From the listing below, list each line that includes the word "grid".

☆ ☆ ☆ ☆ ☆ ☆ ☆

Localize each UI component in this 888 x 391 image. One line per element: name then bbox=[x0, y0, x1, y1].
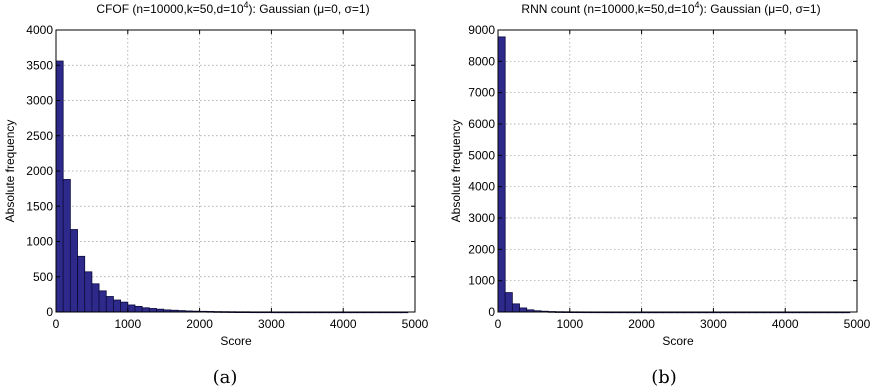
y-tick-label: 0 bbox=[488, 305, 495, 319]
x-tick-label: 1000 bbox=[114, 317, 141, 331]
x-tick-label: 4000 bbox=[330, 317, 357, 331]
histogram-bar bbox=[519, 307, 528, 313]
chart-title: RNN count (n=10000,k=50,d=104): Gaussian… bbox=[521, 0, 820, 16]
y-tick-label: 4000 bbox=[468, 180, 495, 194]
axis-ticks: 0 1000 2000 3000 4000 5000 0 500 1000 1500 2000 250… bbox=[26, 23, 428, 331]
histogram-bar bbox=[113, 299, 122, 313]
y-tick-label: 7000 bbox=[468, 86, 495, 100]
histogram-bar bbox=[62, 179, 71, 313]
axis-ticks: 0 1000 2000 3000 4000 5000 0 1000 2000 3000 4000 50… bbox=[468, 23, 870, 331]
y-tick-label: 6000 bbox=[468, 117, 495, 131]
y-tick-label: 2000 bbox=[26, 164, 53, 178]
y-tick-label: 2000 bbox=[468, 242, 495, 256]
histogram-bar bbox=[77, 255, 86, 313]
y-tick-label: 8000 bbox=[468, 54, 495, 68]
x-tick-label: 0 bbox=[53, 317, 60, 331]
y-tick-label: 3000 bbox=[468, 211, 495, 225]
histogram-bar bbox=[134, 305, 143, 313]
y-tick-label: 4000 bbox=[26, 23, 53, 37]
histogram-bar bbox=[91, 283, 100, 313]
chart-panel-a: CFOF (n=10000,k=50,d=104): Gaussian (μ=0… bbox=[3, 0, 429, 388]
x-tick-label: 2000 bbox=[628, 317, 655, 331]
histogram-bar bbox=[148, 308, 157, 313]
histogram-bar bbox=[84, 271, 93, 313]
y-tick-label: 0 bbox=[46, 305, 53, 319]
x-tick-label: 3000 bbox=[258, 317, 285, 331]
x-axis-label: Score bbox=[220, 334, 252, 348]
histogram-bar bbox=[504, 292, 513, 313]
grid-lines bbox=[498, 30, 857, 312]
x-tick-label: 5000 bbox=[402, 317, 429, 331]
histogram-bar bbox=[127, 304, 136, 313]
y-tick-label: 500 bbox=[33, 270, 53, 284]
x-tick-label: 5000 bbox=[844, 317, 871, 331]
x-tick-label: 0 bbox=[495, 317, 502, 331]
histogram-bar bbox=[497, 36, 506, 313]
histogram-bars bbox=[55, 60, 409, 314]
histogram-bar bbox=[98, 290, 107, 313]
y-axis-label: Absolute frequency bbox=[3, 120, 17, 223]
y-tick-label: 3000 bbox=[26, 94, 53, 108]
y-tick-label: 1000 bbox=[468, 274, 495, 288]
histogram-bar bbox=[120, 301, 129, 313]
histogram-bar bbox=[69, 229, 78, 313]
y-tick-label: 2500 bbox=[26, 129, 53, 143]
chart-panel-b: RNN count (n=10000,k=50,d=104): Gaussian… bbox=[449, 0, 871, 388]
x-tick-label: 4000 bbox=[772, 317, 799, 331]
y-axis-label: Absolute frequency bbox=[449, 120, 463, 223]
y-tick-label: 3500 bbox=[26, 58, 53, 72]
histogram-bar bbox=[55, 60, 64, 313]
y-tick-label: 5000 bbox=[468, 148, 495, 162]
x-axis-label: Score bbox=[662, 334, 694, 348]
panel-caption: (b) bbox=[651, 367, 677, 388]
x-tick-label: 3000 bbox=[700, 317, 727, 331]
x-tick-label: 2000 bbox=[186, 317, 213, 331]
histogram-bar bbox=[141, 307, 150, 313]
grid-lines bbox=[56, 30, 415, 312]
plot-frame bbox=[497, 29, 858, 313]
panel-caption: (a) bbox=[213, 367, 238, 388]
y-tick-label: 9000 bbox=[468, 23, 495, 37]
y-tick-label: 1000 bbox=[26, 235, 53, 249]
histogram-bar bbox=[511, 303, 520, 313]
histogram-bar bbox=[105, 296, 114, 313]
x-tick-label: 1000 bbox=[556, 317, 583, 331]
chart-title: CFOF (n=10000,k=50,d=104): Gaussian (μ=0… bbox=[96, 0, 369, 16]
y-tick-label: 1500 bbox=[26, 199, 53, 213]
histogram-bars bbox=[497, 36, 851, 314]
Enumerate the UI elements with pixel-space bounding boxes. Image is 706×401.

☆ ☆ ☆ ☆ ☆ ☆ ☆

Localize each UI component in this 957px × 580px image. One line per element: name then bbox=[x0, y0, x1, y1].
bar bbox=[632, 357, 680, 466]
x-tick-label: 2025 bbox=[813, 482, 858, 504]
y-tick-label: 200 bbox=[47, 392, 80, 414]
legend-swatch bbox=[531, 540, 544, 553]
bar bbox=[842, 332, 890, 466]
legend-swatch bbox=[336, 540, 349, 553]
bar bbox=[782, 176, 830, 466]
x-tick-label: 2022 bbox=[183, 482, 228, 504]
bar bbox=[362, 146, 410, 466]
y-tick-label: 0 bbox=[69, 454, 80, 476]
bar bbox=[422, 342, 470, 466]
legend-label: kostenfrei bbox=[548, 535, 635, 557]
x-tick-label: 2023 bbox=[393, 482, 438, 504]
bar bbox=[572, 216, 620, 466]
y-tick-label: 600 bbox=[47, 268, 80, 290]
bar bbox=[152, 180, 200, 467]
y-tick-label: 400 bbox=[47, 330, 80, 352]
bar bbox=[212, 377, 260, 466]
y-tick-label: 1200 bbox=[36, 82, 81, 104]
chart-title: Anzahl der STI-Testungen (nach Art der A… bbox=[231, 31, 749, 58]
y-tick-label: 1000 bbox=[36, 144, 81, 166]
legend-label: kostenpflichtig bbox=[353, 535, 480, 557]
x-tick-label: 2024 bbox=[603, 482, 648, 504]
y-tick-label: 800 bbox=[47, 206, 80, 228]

☆ ☆ ☆ ☆ ☆ ☆ ☆

(FULL ANSWER)
grid-lines bbox=[498, 30, 857, 312]
grid-lines bbox=[56, 30, 415, 312]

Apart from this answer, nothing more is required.